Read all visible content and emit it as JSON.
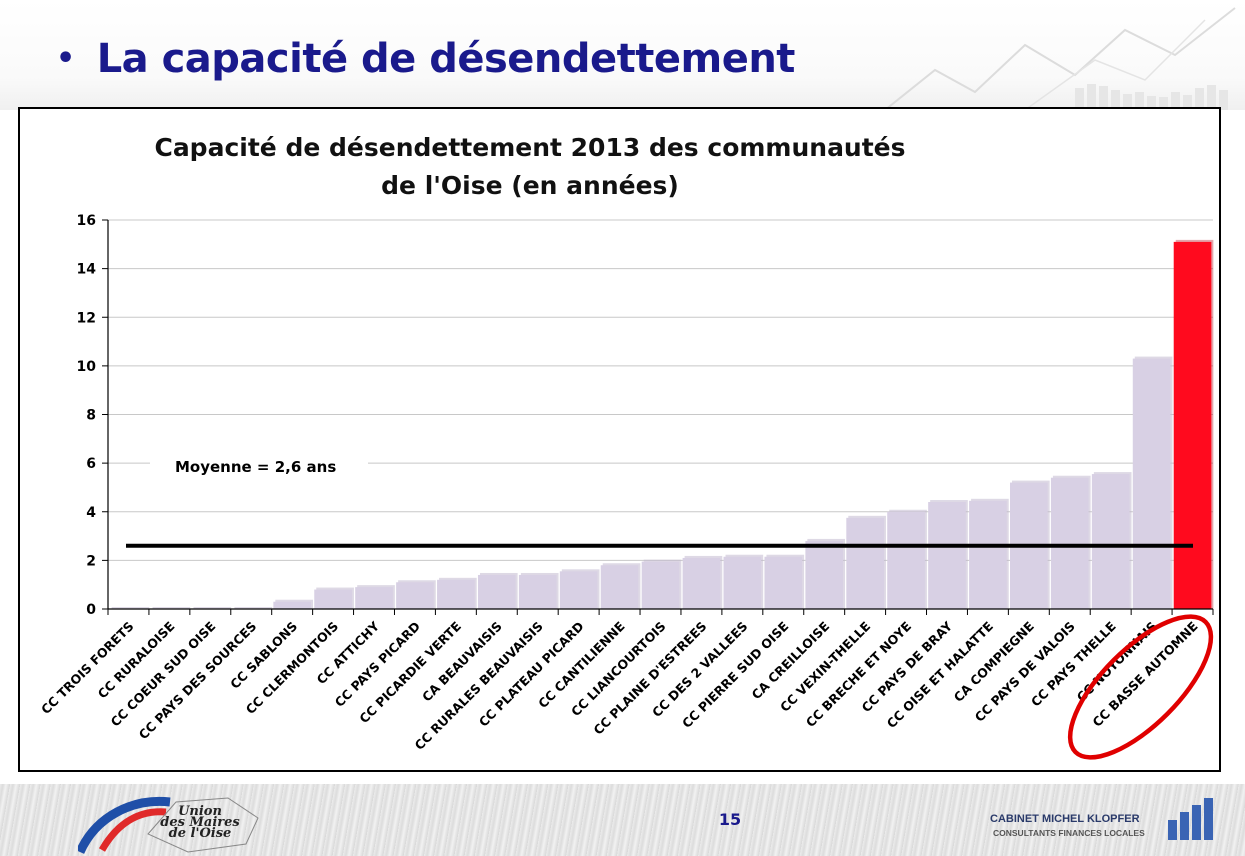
{
  "slide": {
    "bullet": "•",
    "title": "La capacité de désendettement",
    "page_number": "15"
  },
  "footer": {
    "logo_text_line1": "Union",
    "logo_text_line2": "des Maires",
    "logo_text_line3": "de l'Oise",
    "cabinet_name": "CABINET MICHEL KLOPFER",
    "cabinet_subtitle": "CONSULTANTS FINANCES LOCALES"
  },
  "colors": {
    "title_blue": "#1a1a8c",
    "bar_default": "#d8d0e4",
    "bar_highlight": "#ff0a1e",
    "mean_line": "#000000",
    "circle_annotation": "#e00000"
  },
  "chart_data": {
    "type": "bar",
    "title": "Capacité de désendettement 2013 des communautés de l'Oise (en années)",
    "xlabel": "",
    "ylabel": "",
    "ylim": [
      0,
      16
    ],
    "yticks": [
      0,
      2,
      4,
      6,
      8,
      10,
      12,
      14,
      16
    ],
    "grid": true,
    "categories": [
      "CC TROIS FORETS",
      "CC RURALOISE",
      "CC COEUR SUD OISE",
      "CC PAYS DES SOURCES",
      "CC SABLONS",
      "CC CLERMONTOIS",
      "CC ATTICHY",
      "CC PAYS PICARD",
      "CC PICARDIE VERTE",
      "CA BEAUVAISIS",
      "CC RURALES BEAUVAISIS",
      "CC PLATEAU PICARD",
      "CC CANTILIENNE",
      "CC LIANCOURTOIS",
      "CC PLAINE D'ESTREES",
      "CC DES 2 VALLEES",
      "CC PIERRE SUD OISE",
      "CA CREILLOISE",
      "CC VEXIN-THELLE",
      "CC BRECHE ET NOYE",
      "CC PAYS DE BRAY",
      "CC OISE ET HALATTE",
      "CA COMPIEGNE",
      "CC PAYS DE VALOIS",
      "CC PAYS THELLE",
      "CC NOYONNAIS",
      "CC BASSE AUTOMNE"
    ],
    "values": [
      0,
      0,
      0,
      0,
      0.3,
      0.8,
      0.9,
      1.1,
      1.2,
      1.4,
      1.4,
      1.55,
      1.8,
      1.95,
      2.1,
      2.15,
      2.15,
      2.8,
      3.75,
      4.0,
      4.4,
      4.45,
      5.2,
      5.4,
      5.55,
      10.3,
      15.1
    ],
    "highlight_index": 26,
    "mean": {
      "value": 2.6,
      "label": "Moyenne = 2,6 ans"
    },
    "annotation": "CC BASSE AUTOMNE circled in red"
  }
}
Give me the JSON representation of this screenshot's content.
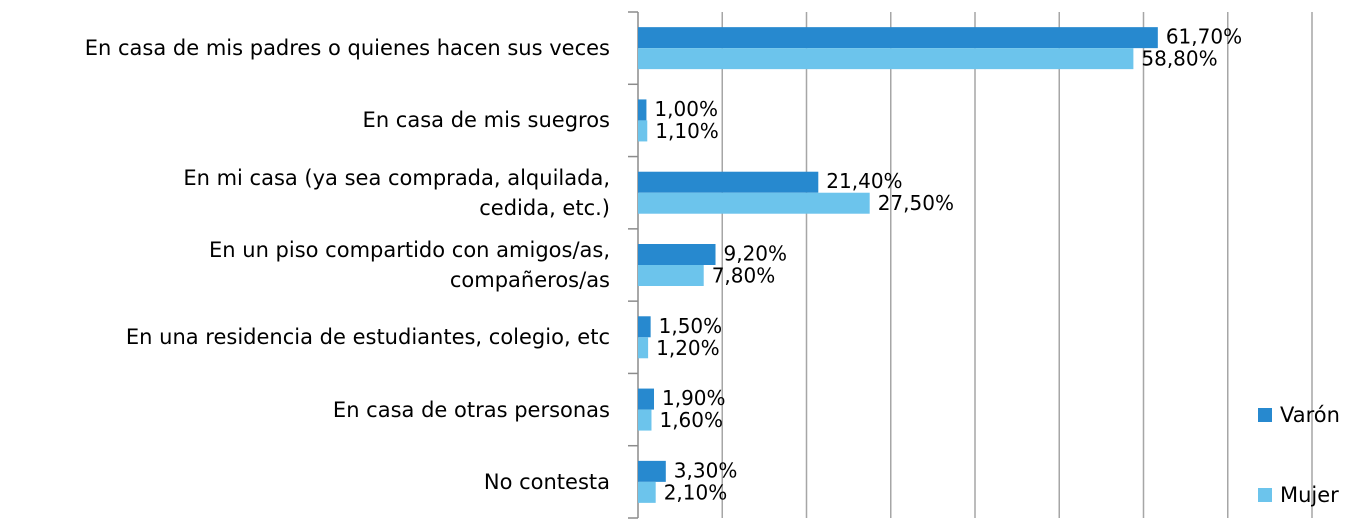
{
  "chart_data": {
    "type": "hbar",
    "categories": [
      "En casa de mis padres o quienes hacen sus veces",
      "En casa de mis suegros",
      "En mi casa (ya sea comprada, alquilada,\ncedida, etc.)",
      "En un piso compartido con amigos/as,\ncompañeros/as",
      "En una residencia de estudiantes, colegio, etc",
      "En casa de otras personas",
      "No contesta"
    ],
    "series": [
      {
        "name": "Varón",
        "color": "#2789cf",
        "values": [
          61.7,
          1.0,
          21.4,
          9.2,
          1.5,
          1.9,
          3.3
        ],
        "value_labels": [
          "61,70%",
          "1,00%",
          "21,40%",
          "9,20%",
          "1,50%",
          "1,90%",
          "3,30%"
        ]
      },
      {
        "name": "Mujer",
        "color": "#6cc4ec",
        "values": [
          58.8,
          1.1,
          27.5,
          7.8,
          1.2,
          1.6,
          2.1
        ],
        "value_labels": [
          "58,80%",
          "1,10%",
          "27,50%",
          "7,80%",
          "1,20%",
          "1,60%",
          "2,10%"
        ]
      }
    ],
    "xlim": [
      0,
      80
    ],
    "xticks": [
      0,
      10,
      20,
      30,
      40,
      50,
      60,
      70,
      80
    ],
    "grid": true,
    "legend": "right"
  }
}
---*---
TASK DETAILS
Produce an exact copy of the lines from the line containing "Give me the" through the last line of the records, with no pictures and no other text.

EXPECTED ANSWER
Give me the JSON representation of this screenshot's content.
{
  "chart_data": {
    "type": "hbar",
    "categories": [
      "En casa de mis padres o quienes hacen sus veces",
      "En casa de mis suegros",
      "En mi casa (ya sea comprada, alquilada,\ncedida, etc.)",
      "En un piso compartido con amigos/as,\ncompañeros/as",
      "En una residencia de estudiantes, colegio, etc",
      "En casa de otras personas",
      "No contesta"
    ],
    "series": [
      {
        "name": "Varón",
        "color": "#2789cf",
        "values": [
          61.7,
          1.0,
          21.4,
          9.2,
          1.5,
          1.9,
          3.3
        ],
        "value_labels": [
          "61,70%",
          "1,00%",
          "21,40%",
          "9,20%",
          "1,50%",
          "1,90%",
          "3,30%"
        ]
      },
      {
        "name": "Mujer",
        "color": "#6cc4ec",
        "values": [
          58.8,
          1.1,
          27.5,
          7.8,
          1.2,
          1.6,
          2.1
        ],
        "value_labels": [
          "58,80%",
          "1,10%",
          "27,50%",
          "7,80%",
          "1,20%",
          "1,60%",
          "2,10%"
        ]
      }
    ],
    "xlim": [
      0,
      80
    ],
    "xticks": [
      0,
      10,
      20,
      30,
      40,
      50,
      60,
      70,
      80
    ],
    "grid": true,
    "legend": "right"
  }
}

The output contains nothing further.